● **PROVIDED DATA**
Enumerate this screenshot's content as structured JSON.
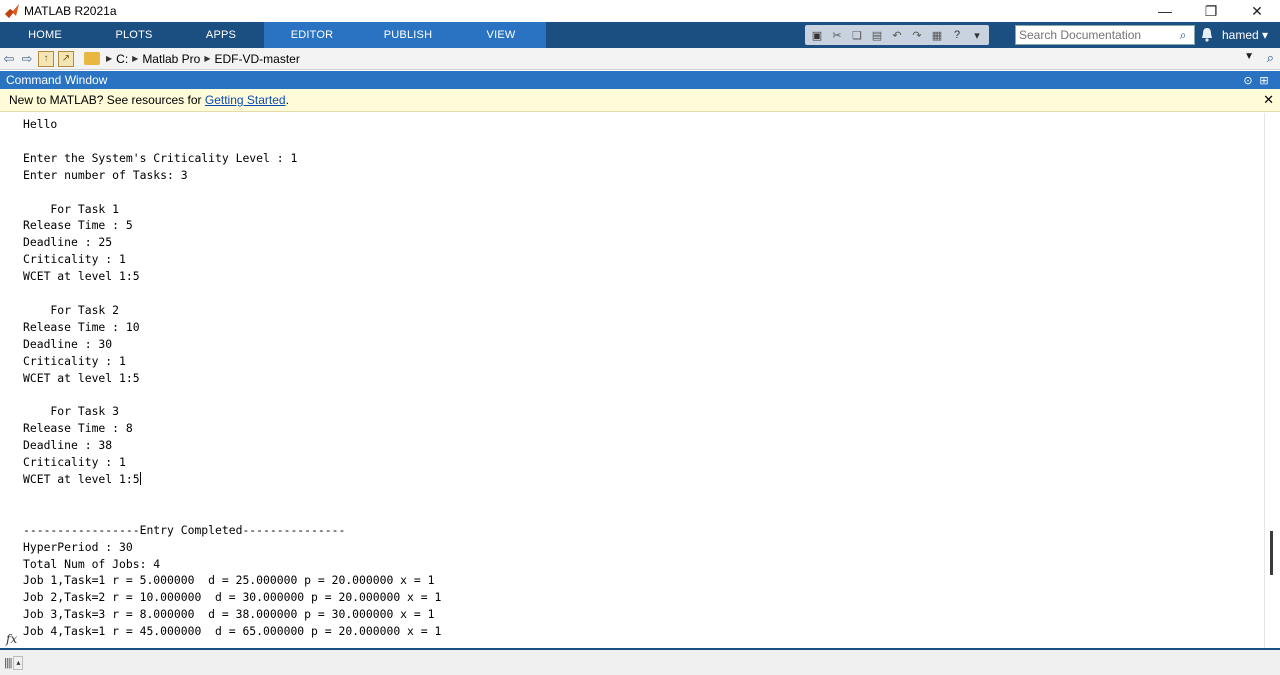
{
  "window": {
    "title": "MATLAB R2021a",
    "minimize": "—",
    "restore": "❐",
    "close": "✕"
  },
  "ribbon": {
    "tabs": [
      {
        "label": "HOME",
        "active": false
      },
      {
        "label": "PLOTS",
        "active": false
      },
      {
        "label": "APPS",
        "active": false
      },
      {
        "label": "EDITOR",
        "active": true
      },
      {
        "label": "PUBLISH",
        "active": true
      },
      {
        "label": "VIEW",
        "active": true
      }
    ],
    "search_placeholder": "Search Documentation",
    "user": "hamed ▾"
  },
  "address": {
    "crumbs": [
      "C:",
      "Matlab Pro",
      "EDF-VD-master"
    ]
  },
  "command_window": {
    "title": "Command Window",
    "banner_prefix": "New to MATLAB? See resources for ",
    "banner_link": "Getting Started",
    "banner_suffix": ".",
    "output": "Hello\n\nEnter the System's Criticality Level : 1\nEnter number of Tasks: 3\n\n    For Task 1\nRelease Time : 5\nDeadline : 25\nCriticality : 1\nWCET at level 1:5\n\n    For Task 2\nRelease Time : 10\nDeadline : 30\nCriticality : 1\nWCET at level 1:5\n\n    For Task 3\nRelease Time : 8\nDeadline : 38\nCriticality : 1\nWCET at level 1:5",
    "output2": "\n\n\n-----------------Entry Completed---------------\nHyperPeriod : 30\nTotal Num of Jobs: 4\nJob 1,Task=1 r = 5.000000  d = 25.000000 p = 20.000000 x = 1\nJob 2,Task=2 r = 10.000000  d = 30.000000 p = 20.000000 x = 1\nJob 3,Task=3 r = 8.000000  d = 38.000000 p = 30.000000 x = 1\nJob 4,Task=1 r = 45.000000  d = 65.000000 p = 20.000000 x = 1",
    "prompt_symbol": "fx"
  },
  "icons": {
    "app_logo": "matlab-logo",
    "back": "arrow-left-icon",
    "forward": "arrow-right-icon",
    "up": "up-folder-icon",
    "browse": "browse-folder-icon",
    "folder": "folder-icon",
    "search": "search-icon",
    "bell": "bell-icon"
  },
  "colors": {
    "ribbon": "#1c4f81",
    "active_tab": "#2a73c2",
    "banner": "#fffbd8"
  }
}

==

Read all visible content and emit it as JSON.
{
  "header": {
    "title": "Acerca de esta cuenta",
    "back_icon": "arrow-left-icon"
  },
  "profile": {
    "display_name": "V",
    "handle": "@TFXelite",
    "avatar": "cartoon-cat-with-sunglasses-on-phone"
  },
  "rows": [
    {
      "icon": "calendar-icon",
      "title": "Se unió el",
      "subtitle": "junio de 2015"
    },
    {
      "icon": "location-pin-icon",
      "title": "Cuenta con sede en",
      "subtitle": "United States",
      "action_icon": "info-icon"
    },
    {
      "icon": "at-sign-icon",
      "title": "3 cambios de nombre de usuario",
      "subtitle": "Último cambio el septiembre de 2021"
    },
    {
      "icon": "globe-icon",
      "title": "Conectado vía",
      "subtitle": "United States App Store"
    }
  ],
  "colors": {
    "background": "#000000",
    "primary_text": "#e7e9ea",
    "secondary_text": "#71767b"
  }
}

* * *

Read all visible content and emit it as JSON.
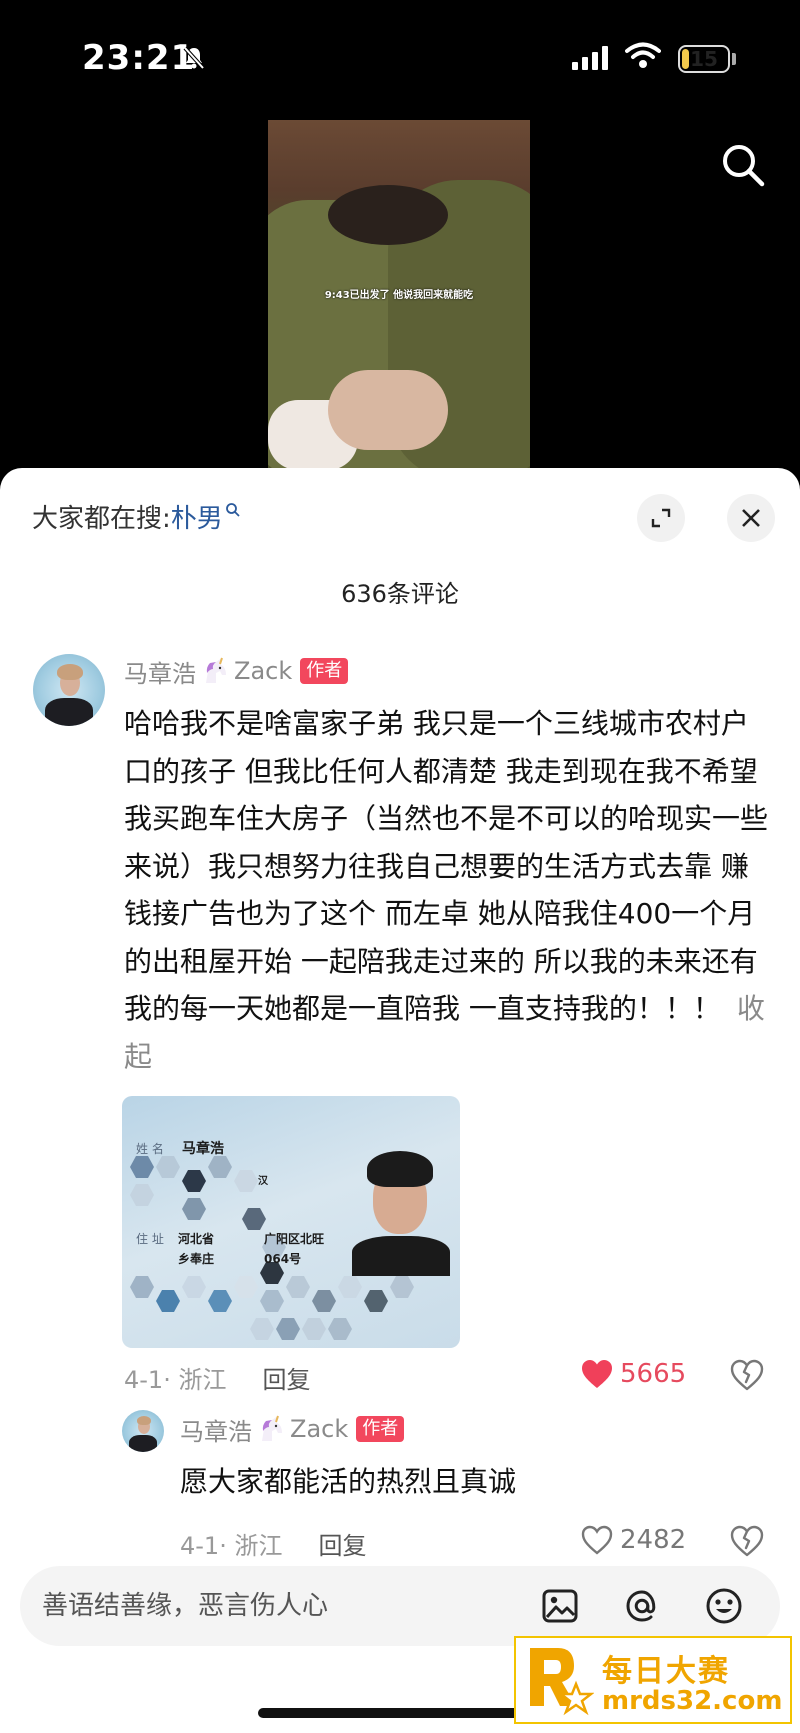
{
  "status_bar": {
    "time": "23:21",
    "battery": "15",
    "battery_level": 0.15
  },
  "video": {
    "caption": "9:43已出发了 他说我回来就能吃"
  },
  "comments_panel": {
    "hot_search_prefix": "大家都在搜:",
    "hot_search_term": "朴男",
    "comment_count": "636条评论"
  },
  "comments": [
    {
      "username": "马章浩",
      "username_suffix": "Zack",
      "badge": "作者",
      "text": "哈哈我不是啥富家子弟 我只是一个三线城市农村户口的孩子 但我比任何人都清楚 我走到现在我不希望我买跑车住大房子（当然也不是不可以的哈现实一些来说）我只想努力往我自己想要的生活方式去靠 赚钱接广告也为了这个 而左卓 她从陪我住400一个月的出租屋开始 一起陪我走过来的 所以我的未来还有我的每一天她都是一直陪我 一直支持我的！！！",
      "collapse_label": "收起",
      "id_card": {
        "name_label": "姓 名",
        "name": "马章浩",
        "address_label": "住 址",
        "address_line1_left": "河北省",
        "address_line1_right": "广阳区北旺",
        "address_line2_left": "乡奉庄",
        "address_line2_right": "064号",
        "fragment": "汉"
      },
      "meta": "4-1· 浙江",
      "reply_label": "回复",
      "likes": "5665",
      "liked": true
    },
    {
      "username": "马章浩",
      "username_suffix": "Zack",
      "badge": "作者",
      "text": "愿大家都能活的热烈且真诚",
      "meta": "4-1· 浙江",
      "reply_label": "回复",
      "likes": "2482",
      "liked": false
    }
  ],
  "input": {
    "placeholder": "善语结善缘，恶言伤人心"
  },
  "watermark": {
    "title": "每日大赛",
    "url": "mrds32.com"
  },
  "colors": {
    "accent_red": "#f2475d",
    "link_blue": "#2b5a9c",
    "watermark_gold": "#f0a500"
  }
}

● **WHAT THE EXERCISE ASKS**
Spot every line that holds "States" and copy it.

● **REPLY TO THE TASK**
      "subtitle": "United States",
      "subtitle": "United States App Store"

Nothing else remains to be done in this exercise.